Problem statement: Transcribe all of the material exactly. Any picture in it should be left out.

Begin

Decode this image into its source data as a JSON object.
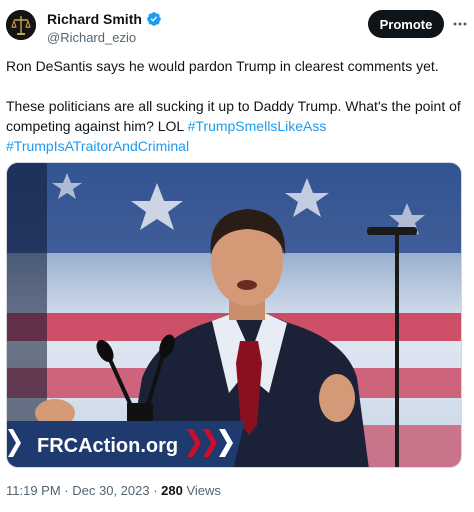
{
  "author": {
    "display_name": "Richard Smith",
    "handle": "@Richard_ezio",
    "avatar_icon": "scales-of-justice-icon",
    "verified_icon": "verified-badge-icon",
    "verified_color": "#1d9bf0"
  },
  "actions": {
    "promote_label": "Promote",
    "more_icon": "more-options-icon"
  },
  "tweet": {
    "line1": "Ron DeSantis says he would pardon Trump in clearest comments yet.",
    "line2": "These politicians are all sucking it up to Daddy Trump. What's the point of",
    "line3_text": "competing against him? LOL ",
    "hashtag1": "#TrumpSmellsLikeAss",
    "hashtag2": "#TrumpIsATraitorAndCriminal",
    "hashtag_color": "#1d9bf0"
  },
  "media": {
    "podium_sign": "FRCAction.org",
    "brand_color": "#1e3a6e",
    "accent_color": "#c8102e"
  },
  "meta": {
    "time": "11:19 PM",
    "separator1": " · ",
    "date": "Dec 30, 2023",
    "separator2": " · ",
    "views_count": "280",
    "views_label": " Views"
  }
}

End

Task output:
Decode this image into its source data as a JSON object.
{
  "author": {
    "display_name": "Richard Smith",
    "handle": "@Richard_ezio",
    "avatar_icon": "scales-of-justice-icon",
    "verified_icon": "verified-badge-icon",
    "verified_color": "#1d9bf0"
  },
  "actions": {
    "promote_label": "Promote",
    "more_icon": "more-options-icon"
  },
  "tweet": {
    "line1": "Ron DeSantis says he would pardon Trump in clearest comments yet.",
    "line2": "These politicians are all sucking it up to Daddy Trump. What's the point of",
    "line3_text": "competing against him? LOL ",
    "hashtag1": "#TrumpSmellsLikeAss",
    "hashtag2": "#TrumpIsATraitorAndCriminal",
    "hashtag_color": "#1d9bf0"
  },
  "media": {
    "podium_sign": "FRCAction.org",
    "brand_color": "#1e3a6e",
    "accent_color": "#c8102e"
  },
  "meta": {
    "time": "11:19 PM",
    "separator1": " · ",
    "date": "Dec 30, 2023",
    "separator2": " · ",
    "views_count": "280",
    "views_label": " Views"
  }
}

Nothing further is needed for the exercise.